▸ **GOAL**
Write out every entry, unchanged. Skip any picture.

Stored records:
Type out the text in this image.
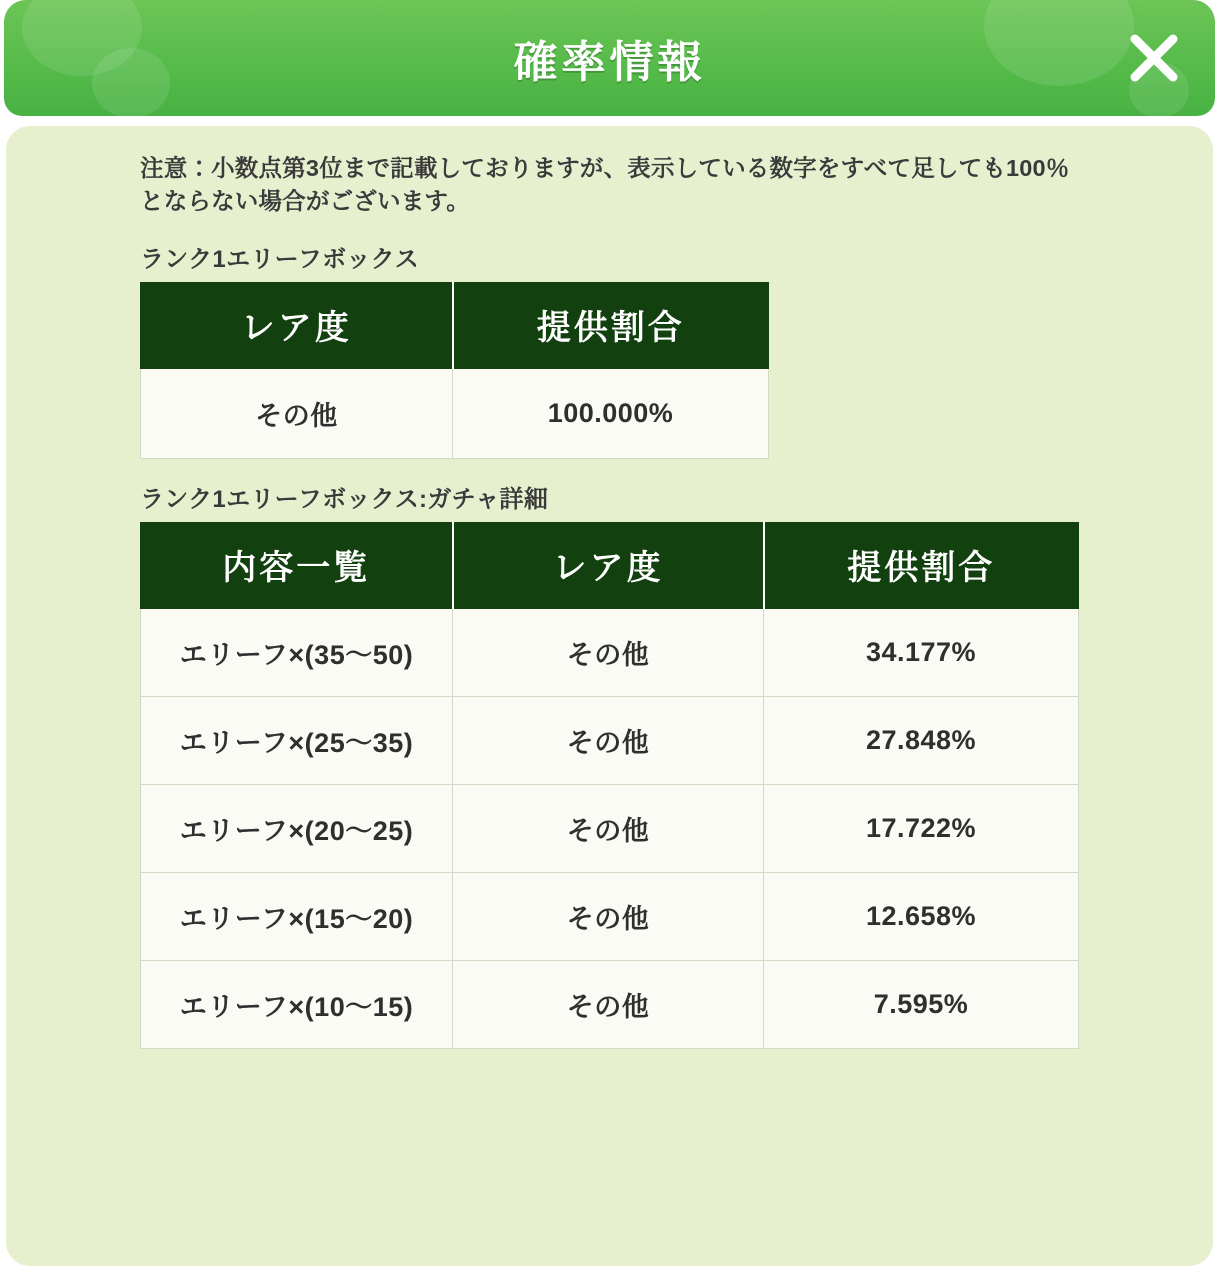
確率情報

注意：小数点第3位まで記載しておりますが、表示している数字をすべて足しても100％とならない場合がございます。

ランク1エリーフボックス
レア度	提供割合
その他	100.000%
ランク1エリーフボックス:ガチャ詳細
内容一覧	レア度	提供割合
エリーフ×(35〜50)	その他	34.177%
エリーフ×(25〜35)	その他	27.848%
エリーフ×(20〜25)	その他	17.722%
エリーフ×(15〜20)	その他	12.658%
エリーフ×(10〜15)	その他	7.595%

▸ **REPLY**
Type out the text in this image.
確率情報

注意：小数点第3位まで記載しておりますが、表示している数字をすべて足しても100％とならない場合がございます。

ランク1エリーフボックス
レア度	提供割合
その他	100.000%
ランク1エリーフボックス:ガチャ詳細
内容一覧	レア度	提供割合
エリーフ×(35〜50)	その他	34.177%
エリーフ×(25〜35)	その他	27.848%
エリーフ×(20〜25)	その他	17.722%
エリーフ×(15〜20)	その他	12.658%
エリーフ×(10〜15)	その他	7.595%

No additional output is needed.